— BLOC DE TEXTE —
═══

Vie de famille de marins

17 mai 1991
15m 34s
Réf. 00860

Notice

Résumé :

Pendant que les marins voguent sur l'océan, leurs femmes organisent la vie à terre. Habituées à tout gérer seules, elles construisent, dans l'ombre, des vies singulières. Et parfois ces vies sont aussi fascinantes que celles des aventuriers. Rencontre avec une femme de Saint Suliac, mariée à un marin au long cour, mécanicien. Témoignage de cette femme qui raconte les débuts de son mari, le rythme de vie par "à coups", l'éducation des enfants seule, la solitude, l'attente du retour à terre, les difficultés d'adaptation au retour du marin, la séparation...

Type de média :
Date de diffusion :
17 mai 1991
Source :

Éclairage

Ce qui fait le charme de la Bretagne, ce sont aussi ces portraits insolites que l'on rencontre au détour d'une interview. Il nous a paru pertinent d'esquisser des portraits de femmes de légendes, à savoir les femmes de marins. Ces femmes confrontées à l'éloignement conjugal, avec cette mer qui leur prend ceux qu'elles aiment au point que parfois elles refusent de la regarder, traversent souvent les mois dans l'attente du retour de leur époux. Trois extraits sont consacrées à ces femmes.

═══

[Annotations des éléments de la page]
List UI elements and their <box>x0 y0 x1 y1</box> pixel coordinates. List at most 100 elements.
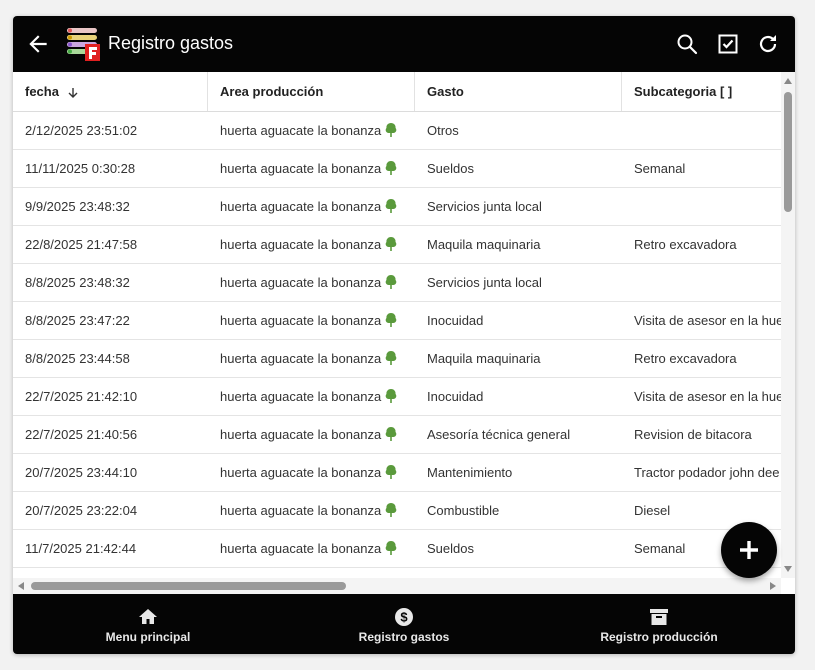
cell-gasto: Sueldos <box>415 530 622 567</box>
table-row[interactable]: 8/8/2025 23:47:22 huerta aguacate la bona… <box>13 302 781 340</box>
column-header-subcategoria[interactable]: Subcategoria [ ] <box>622 72 781 111</box>
cell-gasto-text: Servicios junta local <box>427 275 542 290</box>
scroll-down-arrow-icon[interactable] <box>784 566 792 572</box>
cell-gasto: Maquila maquinaria <box>415 340 622 377</box>
cell-fecha-text: 11/11/2025 0:30:28 <box>25 161 136 176</box>
tree-icon <box>385 199 397 214</box>
cell-area: huerta aguacate la bonanza <box>208 454 415 491</box>
cell-area: huerta aguacate la bonanza <box>208 226 415 263</box>
cell-fecha: 11/11/2025 0:30:28 <box>13 150 208 187</box>
archive-box-icon <box>650 609 668 625</box>
bottom-navigation: Menu principal $ Registro gastos Registr… <box>13 594 795 654</box>
table-row[interactable]: 22/7/2025 21:42:10 huerta aguacate la bon… <box>13 378 781 416</box>
cell-subcategoria <box>622 112 781 149</box>
cell-subcategoria: Semanal <box>622 150 781 187</box>
cell-gasto: Inocuidad <box>415 302 622 339</box>
cell-gasto: Inocuidad <box>415 378 622 415</box>
cell-fecha: 8/8/2025 23:44:58 <box>13 340 208 377</box>
cell-subcategoria <box>622 188 781 225</box>
cell-area: huerta aguacate la bonanza <box>208 150 415 187</box>
cell-area-text: huerta aguacate la bonanza <box>220 161 382 176</box>
back-arrow-icon[interactable] <box>25 31 51 57</box>
cell-area: huerta aguacate la bonanza <box>208 264 415 301</box>
cell-subcategoria: Visita de asesor en la hue <box>622 378 781 415</box>
cell-fecha: 20/7/2025 23:44:10 <box>13 454 208 491</box>
app-window: Registro gastos fecha Area producción Ga… <box>13 16 795 654</box>
cell-area: huerta aguacate la bonanza <box>208 112 415 149</box>
vertical-scrollbar[interactable] <box>781 72 795 578</box>
refresh-icon[interactable] <box>756 32 780 56</box>
plus-icon <box>740 541 758 559</box>
vertical-scroll-thumb[interactable] <box>784 92 792 212</box>
home-icon <box>139 609 157 624</box>
cell-area-text: huerta aguacate la bonanza <box>220 541 382 556</box>
table-row[interactable]: 8/8/2025 23:48:32 huerta aguacate la bona… <box>13 264 781 302</box>
cell-gasto: Servicios junta local <box>415 264 622 301</box>
nav-item-registro-produccion[interactable]: Registro producción <box>529 594 789 654</box>
nav-item-menu-principal[interactable]: Menu principal <box>18 594 278 654</box>
cell-fecha-text: 11/7/2025 21:42:44 <box>25 541 137 556</box>
cell-gasto-text: Maquila maquinaria <box>427 237 541 252</box>
cell-area-text: huerta aguacate la bonanza <box>220 313 382 328</box>
cell-fecha-text: 22/7/2025 21:42:10 <box>25 389 138 404</box>
cell-subcategoria-text: Retro excavadora <box>634 237 737 252</box>
horizontal-scrollbar[interactable] <box>13 578 781 594</box>
cell-fecha: 22/7/2025 21:42:10 <box>13 378 208 415</box>
svg-text:$: $ <box>400 610 408 625</box>
tree-icon <box>385 465 397 480</box>
column-header-area[interactable]: Area producción <box>208 72 415 111</box>
table-row[interactable]: 20/7/2025 23:22:04 huerta aguacate la bon… <box>13 492 781 530</box>
cell-area-text: huerta aguacate la bonanza <box>220 389 382 404</box>
cell-fecha: 8/8/2025 23:47:22 <box>13 302 208 339</box>
cell-area-text: huerta aguacate la bonanza <box>220 275 382 290</box>
dollar-coin-icon: $ <box>395 608 413 626</box>
table-row[interactable]: 11/7/2025 21:42:44 huerta aguacate la bon… <box>13 530 781 568</box>
column-header-fecha[interactable]: fecha <box>13 72 208 111</box>
cell-fecha: 22/8/2025 21:47:58 <box>13 226 208 263</box>
table-row[interactable]: 2/12/2025 23:51:02 huerta aguacate la bon… <box>13 112 781 150</box>
cell-area: huerta aguacate la bonanza <box>208 416 415 453</box>
cell-subcategoria-text: Revision de bitacora <box>634 427 752 442</box>
table-row[interactable]: 22/8/2025 21:47:58 huerta aguacate la bon… <box>13 226 781 264</box>
cell-fecha-text: 22/7/2025 21:40:56 <box>25 427 138 442</box>
cell-subcategoria: Retro excavadora <box>622 340 781 377</box>
tree-icon <box>385 389 397 404</box>
cell-subcategoria-text: Retro excavadora <box>634 351 737 366</box>
add-expense-button[interactable] <box>721 522 777 578</box>
cell-gasto-text: Sueldos <box>427 161 474 176</box>
checkbox-select-icon[interactable] <box>716 32 740 56</box>
cell-subcategoria <box>622 264 781 301</box>
scroll-up-arrow-icon[interactable] <box>784 78 792 84</box>
cell-area: huerta aguacate la bonanza <box>208 492 415 529</box>
expenses-table: fecha Area producción Gasto Subcategoria… <box>13 72 781 578</box>
cell-subcategoria-text: Visita de asesor en la hue <box>634 313 781 328</box>
cell-gasto-text: Inocuidad <box>427 389 484 404</box>
cell-fecha-text: 8/8/2025 23:48:32 <box>25 275 130 290</box>
nav-item-registro-gastos[interactable]: $ Registro gastos <box>274 594 534 654</box>
table-row[interactable]: 20/7/2025 23:44:10 huerta aguacate la bon… <box>13 454 781 492</box>
cell-fecha-text: 9/9/2025 23:48:32 <box>25 199 130 214</box>
cell-area-text: huerta aguacate la bonanza <box>220 237 382 252</box>
cell-area-text: huerta aguacate la bonanza <box>220 465 382 480</box>
cell-subcategoria: Tractor podador john dee <box>622 454 781 491</box>
cell-fecha: 20/7/2025 23:22:04 <box>13 492 208 529</box>
cell-gasto: Maquila maquinaria <box>415 226 622 263</box>
table-row[interactable]: 22/7/2025 21:40:56 huerta aguacate la bon… <box>13 416 781 454</box>
tree-icon <box>385 313 397 328</box>
cell-subcategoria-text: Diesel <box>634 503 671 518</box>
cell-gasto-text: Combustible <box>427 503 500 518</box>
scroll-right-arrow-icon[interactable] <box>770 582 776 590</box>
table-row[interactable]: 8/8/2025 23:44:58 huerta aguacate la bona… <box>13 340 781 378</box>
table-row[interactable]: 11/11/2025 0:30:28 huerta aguacate la bon… <box>13 150 781 188</box>
nav-item-label: Registro gastos <box>358 630 450 644</box>
search-icon[interactable] <box>675 32 699 56</box>
column-header-gasto[interactable]: Gasto <box>415 72 622 111</box>
cell-gasto: Mantenimiento <box>415 454 622 491</box>
table-row[interactable]: 9/9/2025 23:48:32 huerta aguacate la bona… <box>13 188 781 226</box>
cell-fecha-text: 20/7/2025 23:22:04 <box>25 503 138 518</box>
cell-fecha-text: 22/8/2025 21:47:58 <box>25 237 138 252</box>
scroll-left-arrow-icon[interactable] <box>18 582 24 590</box>
cell-gasto: Servicios junta local <box>415 188 622 225</box>
cell-area-text: huerta aguacate la bonanza <box>220 427 382 442</box>
horizontal-scroll-thumb[interactable] <box>31 582 346 590</box>
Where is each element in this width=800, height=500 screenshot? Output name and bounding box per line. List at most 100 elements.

═══

Réécrivez le passage du texte sur les femmes de marins allant de "Vie de famille" jusqu'à "marin, la séparation...", en remplaçant "mécanicien" par "cuisinier". Les enregistrements n'ont aucun rôle ici.

Vie de famille de marins

17 mai 1991
15m 34s
Réf. 00860

Notice

Résumé :

Pendant que les marins voguent sur l'océan, leurs femmes organisent la vie à terre. Habituées à tout gérer seules, elles construisent, dans l'ombre, des vies singulières. Et parfois ces vies sont aussi fascinantes que celles des aventuriers. Rencontre avec une femme de Saint Suliac, mariée à un marin au long cour, cuisinier. Témoignage de cette femme qui raconte les débuts de son mari, le rythme de vie par "à coups", l'éducation des enfants seule, la solitude, l'attente du retour à terre, les difficultés d'adaptation au retour du marin, la séparation...